>> Start

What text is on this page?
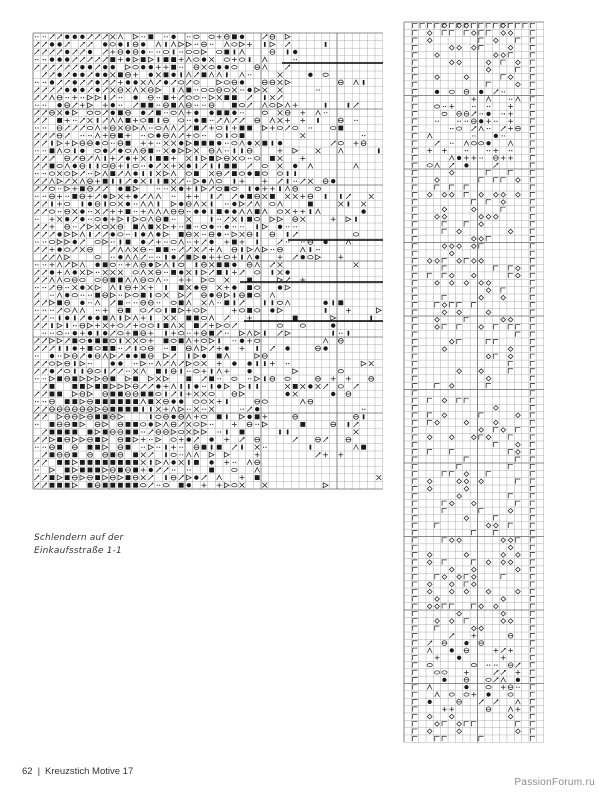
Schlendern auf der
Einkaufsstraße 1-1
62 | Kreuzstich Motive 17
PassionForum.ru
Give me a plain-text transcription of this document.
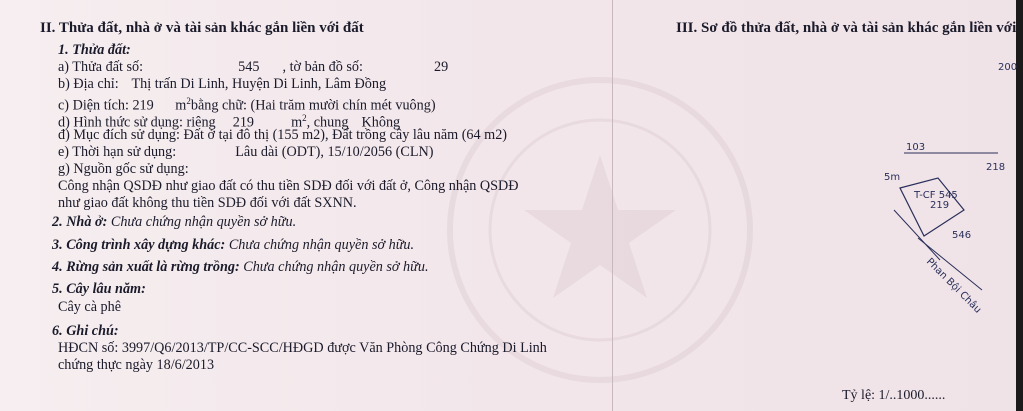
II. Thửa đất, nhà ở và tài sản khác gắn liền với đất
1. Thửa đất:
a) Thửa đất số:	545 , tờ bản đồ số:	29
b) Địa chỉ: Thị trấn Di Linh, Huyện Di Linh, Lâm Đồng
c) Diện tích: 219 $m^2bằng$ chữ: (Hai trăm mười chín mét vuông)
d) Hình thức sử dụng: riêng 219	$m^2$, chung Không
đ) Mục đích sử dụng: Đất ở tại đô thị (155 m2), Đất trồng cây lâu năm (64 m2)
e) Thời hạn sử dụng:	Lâu dài (ODT), 15/10/2056 (CLN)
g) Nguồn gốc sử dụng:
Công nhận QSDĐ như giao đất có thu tiền SDĐ đối với đất ở, Công nhận QSDĐ
như giao đất không thu tiền SDĐ đối với đất SXNN.
2. Nhà ở: Chưa chứng nhận quyền sở hữu.
3. Công trình xây dựng khác: Chưa chứng nhận quyền sở hữu.
4. Rừng sản xuất là rừng trồng: Chưa chứng nhận quyền sở hữu.
5. Cây lâu năm:
Cây cà phê
6. Ghi chú:
HĐCN số: 3997/Q6/2013/TP/CC-SCC/HĐGD được Văn Phòng Công Chứng Di Linh
chứng thực ngày 18/6/2013
III. Sơ đồ thửa đất, nhà ở và tài sản khác gắn liền với
200
103
218
5m
T-CF 545
219
546
Phan Bội Châu
Tỷ lệ: 1/..1000......
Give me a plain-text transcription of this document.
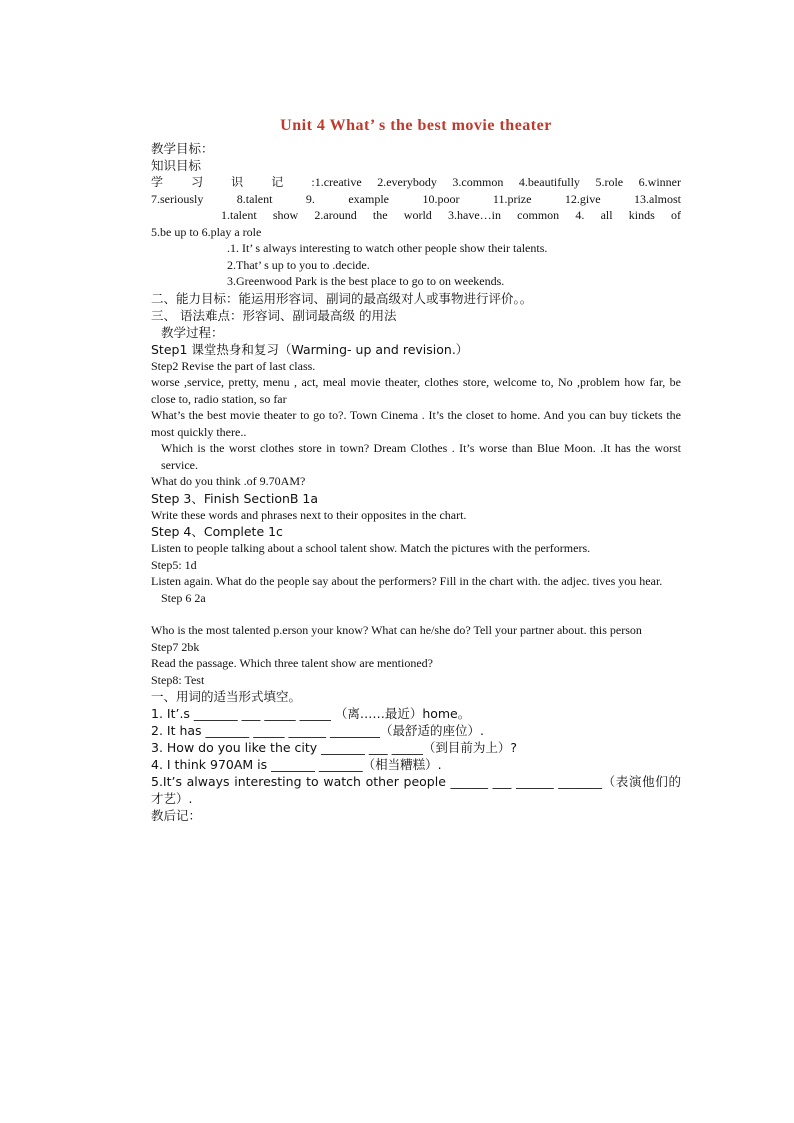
Unit 4 What’ s the best movie theater
教学目标：
知识目标
学 习 识 记 :1.creative 2.everybody 3.common 4.beautifully 5.role 6.winner
7.seriously 8.talent 9. example 10.poor 11.prize 12.give 13.almost
1.talent show 2.around the world 3.have…in common 4. all kinds of
5.be up to 6.play a role
.1. It’ s always interesting to watch other people show their talents.
2.That’ s up to you to .decide.
3.Greenwood Park is the best place to go to on weekends.
二、能力目标：能运用形容词、副词的最高级对人或事物进行评价。。
三、 语法难点：形容词、副词最高级 的用法
教学过程：
Step1 课堂热身和复习（Warming- up and revision.）
Step2 Revise the part of last class.
worse ,service, pretty, menu , act, meal movie theater, clothes store, welcome to, No ,problem how far, be close to, radio station, so far
What’s the best movie theater to go to?. Town Cinema . It’s the closet to home. And you can buy tickets the most quickly there..
Which is the worst clothes store in town? Dream Clothes . It’s worse than Blue Moon. .It has the worst service.
What do you think .of 9.70AM?
Step 3、Finish SectionB 1a
Write these words and phrases next to their opposites in the chart.
Step 4、Complete 1c
Listen to people talking about a school talent show. Match the pictures with the performers.
Step5: 1d
Listen again. What do the people say about the performers? Fill in the chart with. the adjec. tives you hear.
Step 6 2a
Who is the most talented p.erson your know? What can he/she do? Tell your partner about. this person
Step7 2bk
Read the passage. Which three talent show are mentioned?
Step8: Test
一、用词的适当形式填空。
1. It’.s _______ ___ _____ _____ （离……最近）home。
2. It has _______ _____ ______ ________（最舒适的座位）.
3. How do you like the city _______ ___ _____（到目前为上）?
4. I think 970AM is _______ _______（相当糟糕）.
5.It’s always interesting to watch other people ______ ___ ______ _______（表演他们的才艺）.
教后记：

>> End

Look for the word "think" in every line of the listing and copy the lines that have it.

The solution:
What do you think .of 9.70AM?
4. I think 970AM is _______ _______（相当糟糕）.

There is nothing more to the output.